[Extracted data entries]

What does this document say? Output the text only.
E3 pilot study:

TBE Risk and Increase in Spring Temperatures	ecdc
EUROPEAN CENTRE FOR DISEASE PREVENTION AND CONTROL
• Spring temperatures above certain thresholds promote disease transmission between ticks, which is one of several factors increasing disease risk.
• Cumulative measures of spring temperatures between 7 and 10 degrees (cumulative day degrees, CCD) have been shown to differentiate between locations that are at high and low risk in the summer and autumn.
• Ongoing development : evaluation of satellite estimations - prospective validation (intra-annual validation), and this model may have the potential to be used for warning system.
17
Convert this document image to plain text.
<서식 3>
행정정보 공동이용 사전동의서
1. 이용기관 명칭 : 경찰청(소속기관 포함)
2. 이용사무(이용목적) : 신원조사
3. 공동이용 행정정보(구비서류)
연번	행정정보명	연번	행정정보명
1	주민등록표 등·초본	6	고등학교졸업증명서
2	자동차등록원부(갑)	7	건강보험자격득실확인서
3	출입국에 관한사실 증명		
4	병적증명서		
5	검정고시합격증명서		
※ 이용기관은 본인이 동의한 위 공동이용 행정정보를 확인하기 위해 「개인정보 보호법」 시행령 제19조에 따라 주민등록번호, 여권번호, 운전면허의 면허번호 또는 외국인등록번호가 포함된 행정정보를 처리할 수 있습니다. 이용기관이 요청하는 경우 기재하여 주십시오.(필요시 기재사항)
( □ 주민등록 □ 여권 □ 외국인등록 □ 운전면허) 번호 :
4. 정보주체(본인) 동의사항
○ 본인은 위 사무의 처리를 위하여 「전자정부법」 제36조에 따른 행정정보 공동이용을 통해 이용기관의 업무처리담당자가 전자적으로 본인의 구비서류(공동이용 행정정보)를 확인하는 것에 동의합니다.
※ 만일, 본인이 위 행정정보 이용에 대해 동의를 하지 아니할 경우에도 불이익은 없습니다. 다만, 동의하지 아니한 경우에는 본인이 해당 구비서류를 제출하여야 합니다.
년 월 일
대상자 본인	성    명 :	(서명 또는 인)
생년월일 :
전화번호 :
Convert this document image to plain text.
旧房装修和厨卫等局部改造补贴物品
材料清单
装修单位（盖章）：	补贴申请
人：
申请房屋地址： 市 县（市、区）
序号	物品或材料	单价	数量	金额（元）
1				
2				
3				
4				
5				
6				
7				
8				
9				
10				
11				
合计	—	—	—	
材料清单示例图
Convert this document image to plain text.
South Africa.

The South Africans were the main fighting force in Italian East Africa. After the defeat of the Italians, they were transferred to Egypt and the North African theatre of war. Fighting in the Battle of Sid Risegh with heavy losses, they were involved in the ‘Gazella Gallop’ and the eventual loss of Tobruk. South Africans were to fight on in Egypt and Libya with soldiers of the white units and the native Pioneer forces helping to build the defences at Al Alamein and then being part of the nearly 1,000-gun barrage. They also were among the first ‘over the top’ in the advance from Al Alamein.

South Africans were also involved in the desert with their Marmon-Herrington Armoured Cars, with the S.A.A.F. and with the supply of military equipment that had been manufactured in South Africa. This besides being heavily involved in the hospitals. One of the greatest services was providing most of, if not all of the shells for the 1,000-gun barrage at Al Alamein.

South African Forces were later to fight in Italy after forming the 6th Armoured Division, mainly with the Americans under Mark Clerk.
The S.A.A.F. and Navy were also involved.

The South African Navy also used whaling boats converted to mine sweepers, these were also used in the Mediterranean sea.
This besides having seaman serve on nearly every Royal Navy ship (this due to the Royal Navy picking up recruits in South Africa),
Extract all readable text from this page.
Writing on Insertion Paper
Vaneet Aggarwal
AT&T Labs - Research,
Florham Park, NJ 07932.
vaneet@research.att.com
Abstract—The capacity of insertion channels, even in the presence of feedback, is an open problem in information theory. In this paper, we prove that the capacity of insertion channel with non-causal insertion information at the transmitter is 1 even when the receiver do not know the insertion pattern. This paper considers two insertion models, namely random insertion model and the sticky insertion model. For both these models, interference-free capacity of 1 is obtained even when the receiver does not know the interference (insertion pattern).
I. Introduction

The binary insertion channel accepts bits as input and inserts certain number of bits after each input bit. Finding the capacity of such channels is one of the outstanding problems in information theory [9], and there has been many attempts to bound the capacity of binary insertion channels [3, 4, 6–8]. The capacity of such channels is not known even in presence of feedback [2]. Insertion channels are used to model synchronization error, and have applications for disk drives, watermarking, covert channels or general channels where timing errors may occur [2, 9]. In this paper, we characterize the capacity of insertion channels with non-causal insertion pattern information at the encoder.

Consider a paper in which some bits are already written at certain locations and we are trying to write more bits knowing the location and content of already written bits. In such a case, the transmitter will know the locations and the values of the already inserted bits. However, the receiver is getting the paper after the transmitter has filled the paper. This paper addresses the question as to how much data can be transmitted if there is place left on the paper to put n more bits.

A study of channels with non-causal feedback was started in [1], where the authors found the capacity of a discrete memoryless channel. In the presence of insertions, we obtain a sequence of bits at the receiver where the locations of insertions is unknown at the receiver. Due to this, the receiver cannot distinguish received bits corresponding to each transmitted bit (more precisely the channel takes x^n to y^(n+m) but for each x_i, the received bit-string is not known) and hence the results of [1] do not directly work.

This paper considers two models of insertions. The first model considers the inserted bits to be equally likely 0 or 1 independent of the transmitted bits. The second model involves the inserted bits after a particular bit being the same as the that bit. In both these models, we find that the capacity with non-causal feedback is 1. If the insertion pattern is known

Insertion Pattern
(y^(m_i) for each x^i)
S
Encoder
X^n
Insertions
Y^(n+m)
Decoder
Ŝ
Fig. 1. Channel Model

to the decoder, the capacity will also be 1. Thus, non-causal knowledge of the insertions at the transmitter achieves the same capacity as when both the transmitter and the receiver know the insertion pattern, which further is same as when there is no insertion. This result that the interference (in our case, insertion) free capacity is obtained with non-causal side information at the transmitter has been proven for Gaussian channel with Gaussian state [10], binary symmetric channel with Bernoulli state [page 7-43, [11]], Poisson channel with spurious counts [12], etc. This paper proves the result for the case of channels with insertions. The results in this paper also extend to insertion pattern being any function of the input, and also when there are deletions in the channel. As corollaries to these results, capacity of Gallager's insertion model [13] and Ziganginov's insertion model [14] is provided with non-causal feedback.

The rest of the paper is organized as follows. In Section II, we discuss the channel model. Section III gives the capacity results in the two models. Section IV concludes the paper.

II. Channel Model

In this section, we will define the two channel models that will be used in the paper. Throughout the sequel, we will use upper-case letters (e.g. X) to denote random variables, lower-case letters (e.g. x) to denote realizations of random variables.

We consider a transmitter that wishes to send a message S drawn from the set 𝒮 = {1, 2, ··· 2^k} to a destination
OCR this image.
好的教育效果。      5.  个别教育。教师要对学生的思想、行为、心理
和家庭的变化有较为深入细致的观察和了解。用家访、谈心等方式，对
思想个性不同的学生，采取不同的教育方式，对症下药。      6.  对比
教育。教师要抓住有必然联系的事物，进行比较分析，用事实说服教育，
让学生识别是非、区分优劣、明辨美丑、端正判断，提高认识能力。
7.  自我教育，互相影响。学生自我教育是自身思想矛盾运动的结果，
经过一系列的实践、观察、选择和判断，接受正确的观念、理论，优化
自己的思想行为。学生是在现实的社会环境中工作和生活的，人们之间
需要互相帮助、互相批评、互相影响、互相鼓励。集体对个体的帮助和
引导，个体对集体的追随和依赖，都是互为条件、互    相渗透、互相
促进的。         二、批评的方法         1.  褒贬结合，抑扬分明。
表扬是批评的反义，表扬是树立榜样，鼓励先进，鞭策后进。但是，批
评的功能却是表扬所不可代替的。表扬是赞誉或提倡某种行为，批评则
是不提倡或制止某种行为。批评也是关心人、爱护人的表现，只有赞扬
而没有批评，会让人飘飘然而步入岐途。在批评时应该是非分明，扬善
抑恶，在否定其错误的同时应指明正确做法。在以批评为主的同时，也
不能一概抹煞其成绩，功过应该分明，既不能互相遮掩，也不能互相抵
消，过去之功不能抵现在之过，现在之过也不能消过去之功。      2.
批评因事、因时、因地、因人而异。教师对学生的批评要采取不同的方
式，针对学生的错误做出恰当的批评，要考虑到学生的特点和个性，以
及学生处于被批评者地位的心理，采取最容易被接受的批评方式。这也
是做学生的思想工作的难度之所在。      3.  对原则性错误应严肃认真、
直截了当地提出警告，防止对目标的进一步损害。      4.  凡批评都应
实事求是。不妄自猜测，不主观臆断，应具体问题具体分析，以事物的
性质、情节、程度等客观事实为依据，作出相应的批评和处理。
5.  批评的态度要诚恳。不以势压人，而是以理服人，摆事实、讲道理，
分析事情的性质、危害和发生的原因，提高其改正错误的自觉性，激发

PROBLEM DESCRIPTION - State only the count of lines above that hold the string "Navy".

EXERCISE RESULT - 3